Determine which lines of the records include the word "title", and copy them.
-- Start --
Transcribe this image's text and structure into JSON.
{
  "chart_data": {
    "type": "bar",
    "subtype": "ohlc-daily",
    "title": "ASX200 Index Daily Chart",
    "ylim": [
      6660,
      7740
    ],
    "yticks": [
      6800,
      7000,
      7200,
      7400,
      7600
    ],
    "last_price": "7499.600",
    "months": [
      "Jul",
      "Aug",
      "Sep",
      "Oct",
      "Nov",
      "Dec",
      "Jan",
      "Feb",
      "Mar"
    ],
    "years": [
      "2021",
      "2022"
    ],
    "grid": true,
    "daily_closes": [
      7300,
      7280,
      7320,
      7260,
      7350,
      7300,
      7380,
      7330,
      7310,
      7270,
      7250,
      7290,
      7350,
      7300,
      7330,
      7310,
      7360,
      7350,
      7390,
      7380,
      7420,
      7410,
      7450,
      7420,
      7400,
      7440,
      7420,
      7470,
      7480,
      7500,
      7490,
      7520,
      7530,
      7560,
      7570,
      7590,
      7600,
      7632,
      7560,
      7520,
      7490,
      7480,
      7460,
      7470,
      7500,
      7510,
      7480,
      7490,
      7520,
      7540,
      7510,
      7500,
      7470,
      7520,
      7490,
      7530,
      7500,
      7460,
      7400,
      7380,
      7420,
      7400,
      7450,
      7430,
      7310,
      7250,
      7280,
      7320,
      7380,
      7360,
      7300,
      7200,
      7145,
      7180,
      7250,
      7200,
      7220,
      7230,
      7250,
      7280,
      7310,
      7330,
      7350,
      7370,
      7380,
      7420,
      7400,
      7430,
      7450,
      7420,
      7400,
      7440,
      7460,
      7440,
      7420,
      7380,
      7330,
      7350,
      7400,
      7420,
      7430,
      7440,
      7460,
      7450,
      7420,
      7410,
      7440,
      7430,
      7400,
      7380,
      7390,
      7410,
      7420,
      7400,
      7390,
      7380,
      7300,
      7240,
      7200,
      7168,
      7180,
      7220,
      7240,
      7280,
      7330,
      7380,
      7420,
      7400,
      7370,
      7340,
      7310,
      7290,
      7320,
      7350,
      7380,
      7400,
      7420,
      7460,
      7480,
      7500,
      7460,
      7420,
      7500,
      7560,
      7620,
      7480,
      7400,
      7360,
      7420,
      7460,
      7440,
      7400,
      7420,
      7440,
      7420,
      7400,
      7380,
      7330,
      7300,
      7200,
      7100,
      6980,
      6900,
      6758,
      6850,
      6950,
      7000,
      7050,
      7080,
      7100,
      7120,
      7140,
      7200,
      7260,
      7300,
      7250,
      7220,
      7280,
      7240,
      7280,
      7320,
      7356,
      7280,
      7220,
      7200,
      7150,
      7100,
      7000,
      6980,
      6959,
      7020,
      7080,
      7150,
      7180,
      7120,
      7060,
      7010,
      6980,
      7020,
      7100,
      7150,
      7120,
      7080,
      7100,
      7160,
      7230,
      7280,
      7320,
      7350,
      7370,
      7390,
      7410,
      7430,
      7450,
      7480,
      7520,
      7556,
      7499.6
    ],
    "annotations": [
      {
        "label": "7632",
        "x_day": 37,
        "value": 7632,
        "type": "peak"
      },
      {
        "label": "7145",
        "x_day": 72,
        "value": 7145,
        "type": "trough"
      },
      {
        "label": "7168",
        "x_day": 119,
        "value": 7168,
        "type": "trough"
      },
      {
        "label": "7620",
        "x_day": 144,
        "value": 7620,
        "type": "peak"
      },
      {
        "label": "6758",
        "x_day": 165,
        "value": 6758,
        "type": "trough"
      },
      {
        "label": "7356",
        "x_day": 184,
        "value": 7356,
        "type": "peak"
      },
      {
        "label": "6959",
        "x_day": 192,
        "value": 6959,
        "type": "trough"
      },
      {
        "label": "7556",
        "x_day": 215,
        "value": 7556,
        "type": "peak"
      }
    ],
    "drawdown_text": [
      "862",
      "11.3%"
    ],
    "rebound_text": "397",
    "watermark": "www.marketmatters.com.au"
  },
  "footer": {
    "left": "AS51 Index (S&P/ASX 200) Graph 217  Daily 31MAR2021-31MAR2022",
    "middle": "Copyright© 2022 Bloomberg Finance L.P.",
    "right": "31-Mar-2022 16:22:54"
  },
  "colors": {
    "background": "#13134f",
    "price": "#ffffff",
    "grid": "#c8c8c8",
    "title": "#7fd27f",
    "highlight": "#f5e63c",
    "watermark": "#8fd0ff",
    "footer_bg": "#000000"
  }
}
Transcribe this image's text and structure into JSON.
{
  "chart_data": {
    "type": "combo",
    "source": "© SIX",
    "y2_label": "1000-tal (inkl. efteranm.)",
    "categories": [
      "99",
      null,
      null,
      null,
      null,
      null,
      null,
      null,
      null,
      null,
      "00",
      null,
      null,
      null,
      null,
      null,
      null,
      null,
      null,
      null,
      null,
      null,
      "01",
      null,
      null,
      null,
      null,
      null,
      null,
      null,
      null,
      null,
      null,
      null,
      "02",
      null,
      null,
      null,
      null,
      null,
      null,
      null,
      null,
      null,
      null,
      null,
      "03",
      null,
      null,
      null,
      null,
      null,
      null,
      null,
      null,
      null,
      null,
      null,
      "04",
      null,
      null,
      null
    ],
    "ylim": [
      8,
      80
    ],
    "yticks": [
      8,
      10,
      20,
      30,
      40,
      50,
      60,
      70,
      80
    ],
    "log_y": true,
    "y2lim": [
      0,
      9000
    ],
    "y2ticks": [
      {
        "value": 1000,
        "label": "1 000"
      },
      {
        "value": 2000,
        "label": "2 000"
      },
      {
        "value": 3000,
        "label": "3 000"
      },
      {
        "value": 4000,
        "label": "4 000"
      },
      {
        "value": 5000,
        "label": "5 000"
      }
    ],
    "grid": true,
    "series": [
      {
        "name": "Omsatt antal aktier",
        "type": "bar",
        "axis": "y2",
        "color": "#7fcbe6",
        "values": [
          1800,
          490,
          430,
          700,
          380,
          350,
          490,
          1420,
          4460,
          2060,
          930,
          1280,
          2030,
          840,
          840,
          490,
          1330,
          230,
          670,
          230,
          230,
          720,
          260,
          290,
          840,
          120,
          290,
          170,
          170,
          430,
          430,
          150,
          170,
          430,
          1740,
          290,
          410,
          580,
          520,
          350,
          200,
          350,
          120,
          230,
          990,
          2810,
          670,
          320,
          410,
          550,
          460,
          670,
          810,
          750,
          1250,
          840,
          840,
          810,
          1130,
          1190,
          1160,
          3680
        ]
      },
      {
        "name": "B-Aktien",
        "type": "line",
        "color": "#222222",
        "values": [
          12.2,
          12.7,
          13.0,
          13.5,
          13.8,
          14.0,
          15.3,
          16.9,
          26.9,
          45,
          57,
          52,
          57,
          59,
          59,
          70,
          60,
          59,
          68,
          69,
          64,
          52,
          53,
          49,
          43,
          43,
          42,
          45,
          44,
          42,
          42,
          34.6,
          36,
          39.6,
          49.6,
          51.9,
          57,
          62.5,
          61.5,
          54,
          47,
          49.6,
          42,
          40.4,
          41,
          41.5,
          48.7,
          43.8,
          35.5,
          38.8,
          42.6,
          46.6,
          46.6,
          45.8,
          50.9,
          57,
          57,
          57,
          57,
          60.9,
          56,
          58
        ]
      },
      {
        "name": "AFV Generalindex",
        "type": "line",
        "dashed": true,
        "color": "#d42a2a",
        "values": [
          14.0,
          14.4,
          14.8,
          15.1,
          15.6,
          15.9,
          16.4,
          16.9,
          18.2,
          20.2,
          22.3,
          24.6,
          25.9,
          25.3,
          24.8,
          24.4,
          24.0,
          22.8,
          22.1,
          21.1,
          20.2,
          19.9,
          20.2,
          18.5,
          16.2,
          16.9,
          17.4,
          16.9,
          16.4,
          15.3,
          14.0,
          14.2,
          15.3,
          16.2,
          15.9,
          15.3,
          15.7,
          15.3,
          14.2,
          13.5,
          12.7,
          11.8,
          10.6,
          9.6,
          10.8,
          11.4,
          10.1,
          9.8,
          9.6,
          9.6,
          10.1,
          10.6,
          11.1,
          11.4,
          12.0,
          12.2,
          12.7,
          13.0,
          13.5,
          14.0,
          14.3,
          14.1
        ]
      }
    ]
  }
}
-- End --
Answer for the task:
    "title": "ASX200 Index Daily Chart",
    "title": "#7fd27f",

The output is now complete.